Supplied entries:
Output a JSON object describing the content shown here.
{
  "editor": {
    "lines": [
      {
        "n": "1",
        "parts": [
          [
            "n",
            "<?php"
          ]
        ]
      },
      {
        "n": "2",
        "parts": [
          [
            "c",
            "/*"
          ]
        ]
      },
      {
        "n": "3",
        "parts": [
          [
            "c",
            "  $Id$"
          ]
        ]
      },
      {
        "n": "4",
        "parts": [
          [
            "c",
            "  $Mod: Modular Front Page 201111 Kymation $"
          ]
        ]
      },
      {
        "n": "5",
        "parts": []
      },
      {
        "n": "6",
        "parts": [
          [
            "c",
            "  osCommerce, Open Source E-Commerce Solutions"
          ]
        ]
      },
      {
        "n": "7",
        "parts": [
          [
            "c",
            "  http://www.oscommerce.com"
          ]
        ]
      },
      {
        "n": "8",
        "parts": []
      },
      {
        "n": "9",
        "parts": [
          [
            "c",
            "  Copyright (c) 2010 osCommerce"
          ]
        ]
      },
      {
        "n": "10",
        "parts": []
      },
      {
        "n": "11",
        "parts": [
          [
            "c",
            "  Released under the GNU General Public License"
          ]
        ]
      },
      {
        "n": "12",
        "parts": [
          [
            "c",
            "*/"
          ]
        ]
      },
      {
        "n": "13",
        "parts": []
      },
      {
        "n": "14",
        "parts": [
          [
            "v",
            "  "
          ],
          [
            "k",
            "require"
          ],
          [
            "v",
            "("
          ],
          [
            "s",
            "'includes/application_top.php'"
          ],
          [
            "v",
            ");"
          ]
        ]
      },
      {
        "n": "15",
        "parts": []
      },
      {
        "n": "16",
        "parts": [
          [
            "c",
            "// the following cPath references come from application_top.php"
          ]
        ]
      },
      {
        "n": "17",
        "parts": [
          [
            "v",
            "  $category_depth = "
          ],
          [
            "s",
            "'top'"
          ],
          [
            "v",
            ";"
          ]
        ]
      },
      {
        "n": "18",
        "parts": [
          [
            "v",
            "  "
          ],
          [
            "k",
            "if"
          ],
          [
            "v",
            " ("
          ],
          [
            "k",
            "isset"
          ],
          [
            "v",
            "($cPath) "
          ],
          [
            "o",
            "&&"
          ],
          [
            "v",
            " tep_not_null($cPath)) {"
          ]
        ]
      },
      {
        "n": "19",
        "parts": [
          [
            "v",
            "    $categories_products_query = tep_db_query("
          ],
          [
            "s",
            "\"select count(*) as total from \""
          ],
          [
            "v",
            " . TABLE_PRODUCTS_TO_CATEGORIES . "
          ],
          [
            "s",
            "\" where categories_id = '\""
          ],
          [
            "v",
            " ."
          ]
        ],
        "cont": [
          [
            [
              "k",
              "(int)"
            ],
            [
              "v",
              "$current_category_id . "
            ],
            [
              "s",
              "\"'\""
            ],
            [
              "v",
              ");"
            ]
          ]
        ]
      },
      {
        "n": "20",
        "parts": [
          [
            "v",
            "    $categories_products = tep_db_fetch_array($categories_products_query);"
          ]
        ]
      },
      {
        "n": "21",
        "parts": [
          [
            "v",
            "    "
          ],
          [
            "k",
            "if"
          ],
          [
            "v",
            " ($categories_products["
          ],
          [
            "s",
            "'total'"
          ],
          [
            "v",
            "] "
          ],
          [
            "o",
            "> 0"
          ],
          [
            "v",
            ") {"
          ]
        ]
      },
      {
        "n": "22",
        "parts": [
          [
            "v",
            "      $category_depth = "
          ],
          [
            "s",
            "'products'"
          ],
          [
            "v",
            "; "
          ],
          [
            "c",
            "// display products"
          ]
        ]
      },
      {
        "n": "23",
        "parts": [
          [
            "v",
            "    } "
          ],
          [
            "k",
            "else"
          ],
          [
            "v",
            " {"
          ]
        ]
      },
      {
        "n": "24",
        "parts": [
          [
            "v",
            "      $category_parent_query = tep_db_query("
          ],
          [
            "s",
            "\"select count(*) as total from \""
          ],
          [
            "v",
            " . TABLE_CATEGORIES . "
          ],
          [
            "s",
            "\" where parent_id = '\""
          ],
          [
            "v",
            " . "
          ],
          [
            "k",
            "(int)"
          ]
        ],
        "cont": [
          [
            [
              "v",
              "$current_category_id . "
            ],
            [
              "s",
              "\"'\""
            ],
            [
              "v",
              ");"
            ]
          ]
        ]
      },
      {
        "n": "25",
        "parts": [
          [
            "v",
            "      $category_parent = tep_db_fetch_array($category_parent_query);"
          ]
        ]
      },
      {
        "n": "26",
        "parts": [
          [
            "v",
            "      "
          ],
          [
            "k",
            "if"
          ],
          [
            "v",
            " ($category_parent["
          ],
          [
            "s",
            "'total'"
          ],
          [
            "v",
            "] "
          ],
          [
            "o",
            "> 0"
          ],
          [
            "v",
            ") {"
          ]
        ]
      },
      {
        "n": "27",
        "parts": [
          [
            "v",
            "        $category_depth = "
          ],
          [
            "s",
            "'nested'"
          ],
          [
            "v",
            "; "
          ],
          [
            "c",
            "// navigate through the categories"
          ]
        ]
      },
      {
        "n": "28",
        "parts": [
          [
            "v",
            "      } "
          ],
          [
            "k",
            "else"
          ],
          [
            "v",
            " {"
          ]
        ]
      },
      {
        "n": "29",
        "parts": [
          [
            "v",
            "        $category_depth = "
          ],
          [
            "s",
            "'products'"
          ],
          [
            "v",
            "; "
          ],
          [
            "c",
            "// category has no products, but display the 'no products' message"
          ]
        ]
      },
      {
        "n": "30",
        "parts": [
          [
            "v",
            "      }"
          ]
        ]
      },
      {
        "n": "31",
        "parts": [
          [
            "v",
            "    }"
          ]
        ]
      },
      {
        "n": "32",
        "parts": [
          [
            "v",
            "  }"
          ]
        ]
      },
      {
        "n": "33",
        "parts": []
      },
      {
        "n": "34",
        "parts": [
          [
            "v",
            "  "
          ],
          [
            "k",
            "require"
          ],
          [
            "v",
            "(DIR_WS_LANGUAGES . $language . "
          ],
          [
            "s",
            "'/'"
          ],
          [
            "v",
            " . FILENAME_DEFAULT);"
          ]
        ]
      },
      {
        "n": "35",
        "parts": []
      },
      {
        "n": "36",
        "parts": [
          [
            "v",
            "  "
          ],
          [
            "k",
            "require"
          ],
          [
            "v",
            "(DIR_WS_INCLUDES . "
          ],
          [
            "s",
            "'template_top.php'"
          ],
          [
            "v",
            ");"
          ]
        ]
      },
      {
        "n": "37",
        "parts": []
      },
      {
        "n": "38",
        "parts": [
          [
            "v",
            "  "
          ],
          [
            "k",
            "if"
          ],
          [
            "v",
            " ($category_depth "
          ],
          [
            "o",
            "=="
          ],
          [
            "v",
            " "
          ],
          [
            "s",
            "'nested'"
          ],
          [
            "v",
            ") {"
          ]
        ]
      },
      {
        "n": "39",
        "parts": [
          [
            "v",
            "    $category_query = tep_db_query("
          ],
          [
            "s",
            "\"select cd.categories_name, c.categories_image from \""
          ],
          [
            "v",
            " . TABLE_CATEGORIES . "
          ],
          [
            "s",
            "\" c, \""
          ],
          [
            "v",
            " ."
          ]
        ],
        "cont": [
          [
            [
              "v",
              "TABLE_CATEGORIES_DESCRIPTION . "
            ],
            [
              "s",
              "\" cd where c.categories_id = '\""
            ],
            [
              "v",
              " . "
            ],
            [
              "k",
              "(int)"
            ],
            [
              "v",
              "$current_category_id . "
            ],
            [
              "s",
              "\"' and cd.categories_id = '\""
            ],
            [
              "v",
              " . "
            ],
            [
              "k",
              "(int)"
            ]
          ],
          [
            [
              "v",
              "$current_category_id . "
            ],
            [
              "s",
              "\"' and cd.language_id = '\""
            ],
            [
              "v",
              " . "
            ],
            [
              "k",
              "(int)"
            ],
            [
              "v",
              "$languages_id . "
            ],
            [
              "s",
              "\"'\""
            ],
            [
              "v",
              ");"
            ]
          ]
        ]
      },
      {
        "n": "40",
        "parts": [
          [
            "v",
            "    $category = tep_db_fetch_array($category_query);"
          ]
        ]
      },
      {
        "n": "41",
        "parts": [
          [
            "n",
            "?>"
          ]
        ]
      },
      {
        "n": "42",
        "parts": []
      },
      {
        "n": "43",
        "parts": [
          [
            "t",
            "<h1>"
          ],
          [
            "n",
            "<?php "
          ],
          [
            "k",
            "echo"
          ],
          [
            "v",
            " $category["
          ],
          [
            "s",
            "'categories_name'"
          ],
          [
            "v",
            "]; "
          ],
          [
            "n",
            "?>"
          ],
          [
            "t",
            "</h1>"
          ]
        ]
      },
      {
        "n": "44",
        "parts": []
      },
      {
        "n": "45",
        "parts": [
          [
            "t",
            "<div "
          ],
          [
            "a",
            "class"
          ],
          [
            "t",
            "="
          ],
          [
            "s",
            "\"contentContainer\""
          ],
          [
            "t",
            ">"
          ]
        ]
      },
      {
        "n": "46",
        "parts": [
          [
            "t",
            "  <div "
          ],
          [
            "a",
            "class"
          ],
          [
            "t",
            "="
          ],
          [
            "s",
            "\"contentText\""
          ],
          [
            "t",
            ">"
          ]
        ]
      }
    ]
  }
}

Written exercise: Give the number of lines in the listing above that contain "from", and nothing else.

Answer to the task: 4